**Requirements:** Copy all lines below exactly as written. Leave pictures out.

**Recorded information:**
++++++++++

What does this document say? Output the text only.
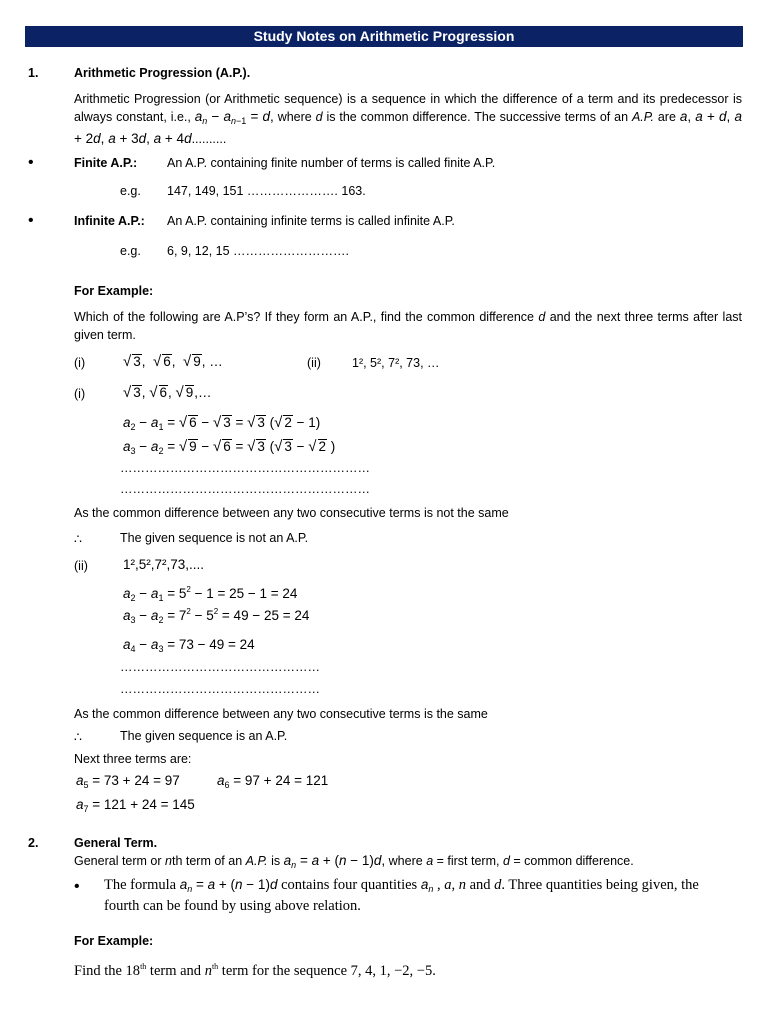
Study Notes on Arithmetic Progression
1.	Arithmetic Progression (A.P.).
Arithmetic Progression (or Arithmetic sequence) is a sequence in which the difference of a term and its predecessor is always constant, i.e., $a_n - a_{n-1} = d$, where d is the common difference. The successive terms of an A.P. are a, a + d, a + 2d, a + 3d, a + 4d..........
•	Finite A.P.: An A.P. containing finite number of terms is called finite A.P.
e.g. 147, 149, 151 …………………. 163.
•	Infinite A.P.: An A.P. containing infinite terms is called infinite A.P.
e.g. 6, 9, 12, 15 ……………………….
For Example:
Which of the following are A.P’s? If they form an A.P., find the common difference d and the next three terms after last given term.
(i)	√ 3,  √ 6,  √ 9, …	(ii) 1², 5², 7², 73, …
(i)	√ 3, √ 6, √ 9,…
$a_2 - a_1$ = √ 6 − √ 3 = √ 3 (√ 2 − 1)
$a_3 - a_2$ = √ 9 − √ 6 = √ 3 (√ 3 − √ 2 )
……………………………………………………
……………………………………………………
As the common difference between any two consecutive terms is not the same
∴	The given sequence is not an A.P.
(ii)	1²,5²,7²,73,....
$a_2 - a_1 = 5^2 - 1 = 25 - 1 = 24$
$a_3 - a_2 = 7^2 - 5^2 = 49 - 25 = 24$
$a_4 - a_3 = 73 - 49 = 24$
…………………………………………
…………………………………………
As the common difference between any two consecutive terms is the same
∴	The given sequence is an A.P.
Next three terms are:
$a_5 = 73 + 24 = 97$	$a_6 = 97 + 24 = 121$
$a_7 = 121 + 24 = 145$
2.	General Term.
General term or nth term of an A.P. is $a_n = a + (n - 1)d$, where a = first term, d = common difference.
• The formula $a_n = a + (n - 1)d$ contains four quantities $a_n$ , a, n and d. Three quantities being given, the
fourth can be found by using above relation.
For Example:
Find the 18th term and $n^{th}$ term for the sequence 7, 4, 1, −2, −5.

++++++++++

**Task solution:**
What does this document say? Output the text only.
Study Notes on Arithmetic Progression
1.	Arithmetic Progression (A.P.).
Arithmetic Progression (or Arithmetic sequence) is a sequence in which the difference of a term and its predecessor is always constant, i.e., $a_n - a_{n-1} = d$, where d is the common difference. The successive terms of an A.P. are a, a + d, a + 2d, a + 3d, a + 4d..........
•	Finite A.P.: An A.P. containing finite number of terms is called finite A.P.
e.g. 147, 149, 151 …………………. 163.
•	Infinite A.P.: An A.P. containing infinite terms is called infinite A.P.
e.g. 6, 9, 12, 15 ……………………….
For Example:
Which of the following are A.P’s? If they form an A.P., find the common difference d and the next three terms after last given term.
(i)	√ 3,  √ 6,  √ 9, …	(ii) 1², 5², 7², 73, …
(i)	√ 3, √ 6, √ 9,…
$a_2 - a_1$ = √ 6 − √ 3 = √ 3 (√ 2 − 1)
$a_3 - a_2$ = √ 9 − √ 6 = √ 3 (√ 3 − √ 2 )
……………………………………………………
……………………………………………………
As the common difference between any two consecutive terms is not the same
∴	The given sequence is not an A.P.
(ii)	1²,5²,7²,73,....
$a_2 - a_1 = 5^2 - 1 = 25 - 1 = 24$
$a_3 - a_2 = 7^2 - 5^2 = 49 - 25 = 24$
$a_4 - a_3 = 73 - 49 = 24$
…………………………………………
…………………………………………
As the common difference between any two consecutive terms is the same
∴	The given sequence is an A.P.
Next three terms are:
$a_5 = 73 + 24 = 97$	$a_6 = 97 + 24 = 121$
$a_7 = 121 + 24 = 145$
2.	General Term.
General term or nth term of an A.P. is $a_n = a + (n - 1)d$, where a = first term, d = common difference.
• The formula $a_n = a + (n - 1)d$ contains four quantities $a_n$ , a, n and d. Three quantities being given, the
fourth can be found by using above relation.
For Example:
Find the 18th term and $n^{th}$ term for the sequence 7, 4, 1, −2, −5.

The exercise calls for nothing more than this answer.